--- Begin Task material ---
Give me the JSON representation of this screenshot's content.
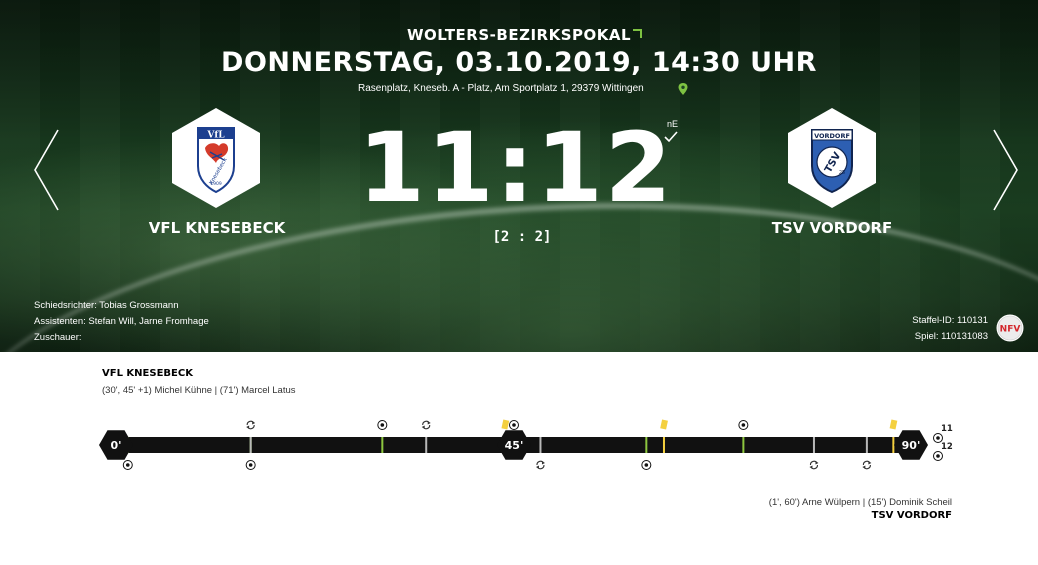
{
  "header": {
    "competition": "WOLTERS-BEZIRKSPOKAL",
    "datetime": "DONNERSTAG, 03.10.2019, 14:30 UHR",
    "venue": "Rasenplatz, Kneseb. A - Platz, Am Sportplatz 1, 29379 Wittingen"
  },
  "match": {
    "home_team": "VFL KNESEBECK",
    "away_team": "TSV VORDORF",
    "score": "11:12",
    "result_type": "nE",
    "halftime": "[2 : 2]",
    "home_logo_text": "VfL",
    "home_logo_sub": "Knesebeck",
    "home_logo_year": "1909",
    "away_logo_top": "VORDORF",
    "away_logo_main": "TSV",
    "away_logo_sub": "25"
  },
  "officials": {
    "referee": "Schiedsrichter: Tobias Grossmann",
    "assistants": "Assistenten: Stefan Will, Jarne Fromhage",
    "spectators": "Zuschauer:"
  },
  "ids": {
    "staffel": "Staffel-ID: 110131",
    "spiel": "Spiel: 110131083",
    "association_logo": "NFV"
  },
  "timeline": {
    "home_label": "VFL KNESEBECK",
    "home_scorers": "(30', 45' +1) Michel Kühne | (71') Marcel Latus",
    "away_scorers": "(1', 60') Arne Wülpern | (15') Dominik Scheil",
    "away_label": "TSV VORDORF",
    "marker_start": "0'",
    "marker_half": "45'",
    "marker_end": "90'",
    "penalties_home": "11",
    "penalties_away": "12",
    "colors": {
      "bar": "#111111",
      "tick_green": "#8dc63f",
      "tick_yellow": "#f4d03f",
      "tick_grey": "#b9b9b9"
    },
    "events": [
      {
        "minute": 1,
        "team": "away",
        "type": "goal"
      },
      {
        "minute": 15,
        "team": "away",
        "type": "goal"
      },
      {
        "minute": 15,
        "team": "home",
        "type": "substitution"
      },
      {
        "minute": 30,
        "team": "home",
        "type": "goal"
      },
      {
        "minute": 35,
        "team": "home",
        "type": "substitution"
      },
      {
        "minute": 44,
        "team": "home",
        "type": "yellow-card"
      },
      {
        "minute": 45,
        "team": "home",
        "type": "goal"
      },
      {
        "minute": 48,
        "team": "away",
        "type": "substitution"
      },
      {
        "minute": 60,
        "team": "away",
        "type": "goal"
      },
      {
        "minute": 62,
        "team": "home",
        "type": "yellow-card"
      },
      {
        "minute": 71,
        "team": "home",
        "type": "goal"
      },
      {
        "minute": 79,
        "team": "away",
        "type": "substitution"
      },
      {
        "minute": 85,
        "team": "away",
        "type": "substitution"
      },
      {
        "minute": 88,
        "team": "home",
        "type": "yellow-card"
      }
    ]
  }
}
--- End Task material ---
Exercise aim
Retype each entry precisely. Skip images entirely.

Final answer
Give me the JSON representation of this screenshot's content.
{
  "header": {
    "competition": "WOLTERS-BEZIRKSPOKAL",
    "datetime": "DONNERSTAG, 03.10.2019, 14:30 UHR",
    "venue": "Rasenplatz, Kneseb. A - Platz, Am Sportplatz 1, 29379 Wittingen"
  },
  "match": {
    "home_team": "VFL KNESEBECK",
    "away_team": "TSV VORDORF",
    "score": "11:12",
    "result_type": "nE",
    "halftime": "[2 : 2]",
    "home_logo_text": "VfL",
    "home_logo_sub": "Knesebeck",
    "home_logo_year": "1909",
    "away_logo_top": "VORDORF",
    "away_logo_main": "TSV",
    "away_logo_sub": "25"
  },
  "officials": {
    "referee": "Schiedsrichter: Tobias Grossmann",
    "assistants": "Assistenten: Stefan Will, Jarne Fromhage",
    "spectators": "Zuschauer:"
  },
  "ids": {
    "staffel": "Staffel-ID: 110131",
    "spiel": "Spiel: 110131083",
    "association_logo": "NFV"
  },
  "timeline": {
    "home_label": "VFL KNESEBECK",
    "home_scorers": "(30', 45' +1) Michel Kühne | (71') Marcel Latus",
    "away_scorers": "(1', 60') Arne Wülpern | (15') Dominik Scheil",
    "away_label": "TSV VORDORF",
    "marker_start": "0'",
    "marker_half": "45'",
    "marker_end": "90'",
    "penalties_home": "11",
    "penalties_away": "12",
    "colors": {
      "bar": "#111111",
      "tick_green": "#8dc63f",
      "tick_yellow": "#f4d03f",
      "tick_grey": "#b9b9b9"
    },
    "events": [
      {
        "minute": 1,
        "team": "away",
        "type": "goal"
      },
      {
        "minute": 15,
        "team": "away",
        "type": "goal"
      },
      {
        "minute": 15,
        "team": "home",
        "type": "substitution"
      },
      {
        "minute": 30,
        "team": "home",
        "type": "goal"
      },
      {
        "minute": 35,
        "team": "home",
        "type": "substitution"
      },
      {
        "minute": 44,
        "team": "home",
        "type": "yellow-card"
      },
      {
        "minute": 45,
        "team": "home",
        "type": "goal"
      },
      {
        "minute": 48,
        "team": "away",
        "type": "substitution"
      },
      {
        "minute": 60,
        "team": "away",
        "type": "goal"
      },
      {
        "minute": 62,
        "team": "home",
        "type": "yellow-card"
      },
      {
        "minute": 71,
        "team": "home",
        "type": "goal"
      },
      {
        "minute": 79,
        "team": "away",
        "type": "substitution"
      },
      {
        "minute": 85,
        "team": "away",
        "type": "substitution"
      },
      {
        "minute": 88,
        "team": "home",
        "type": "yellow-card"
      }
    ]
  }
}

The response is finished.